§ AIM:
Pictures do not belong in the copy; restate the records below word for word.

[Recorded data]

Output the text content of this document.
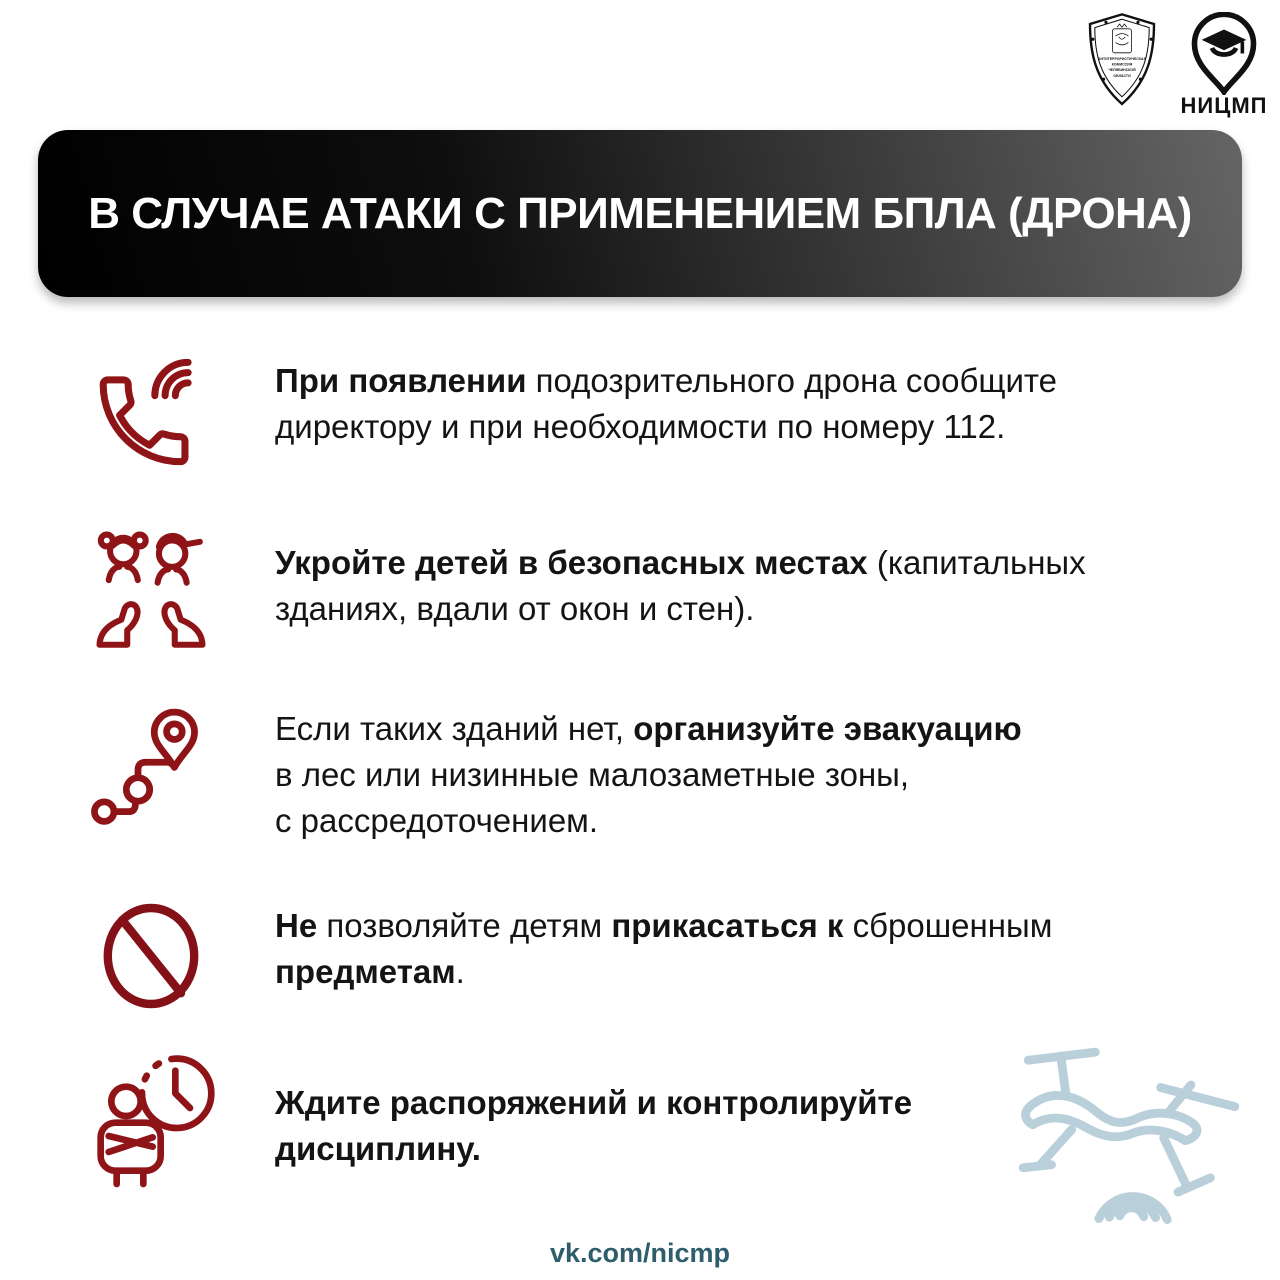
АНТИТЕРРОРИСТИЧЕСКАЯ
КОМИССИЯ
ЧЕЛЯБИНСКОЙ
ОБЛАСТИ
НИЦМП
В СЛУЧАЕ АТАКИ С ПРИМЕНЕНИЕМ БПЛА (ДРОНА)
При появлении подозрительного дрона сообщите
директору и при необходимости по номеру 112.
Укройте детей в безопасных местах (капитальных
зданиях, вдали от окон и стен).
Если таких зданий нет, организуйте эвакуацию
в лес или низинные малозаметные зоны,
с рассредоточением.
Не позволяйте детям прикасаться к сброшенным
предметам.
Ждите распоряжений и контролируйте
дисциплину.
vk.com/nicmp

§ WRITTEN SOLUTION:
Output the text content of this document.
АНТИТЕРРОРИСТИЧЕСКАЯ
КОМИССИЯ
ЧЕЛЯБИНСКОЙ
ОБЛАСТИ
НИЦМП
В СЛУЧАЕ АТАКИ С ПРИМЕНЕНИЕМ БПЛА (ДРОНА)
При появлении подозрительного дрона сообщите
директору и при необходимости по номеру 112.
Укройте детей в безопасных местах (капитальных
зданиях, вдали от окон и стен).
Если таких зданий нет, организуйте эвакуацию
в лес или низинные малозаметные зоны,
с рассредоточением.
Не позволяйте детям прикасаться к сброшенным
предметам.
Ждите распоряжений и контролируйте
дисциплину.
vk.com/nicmp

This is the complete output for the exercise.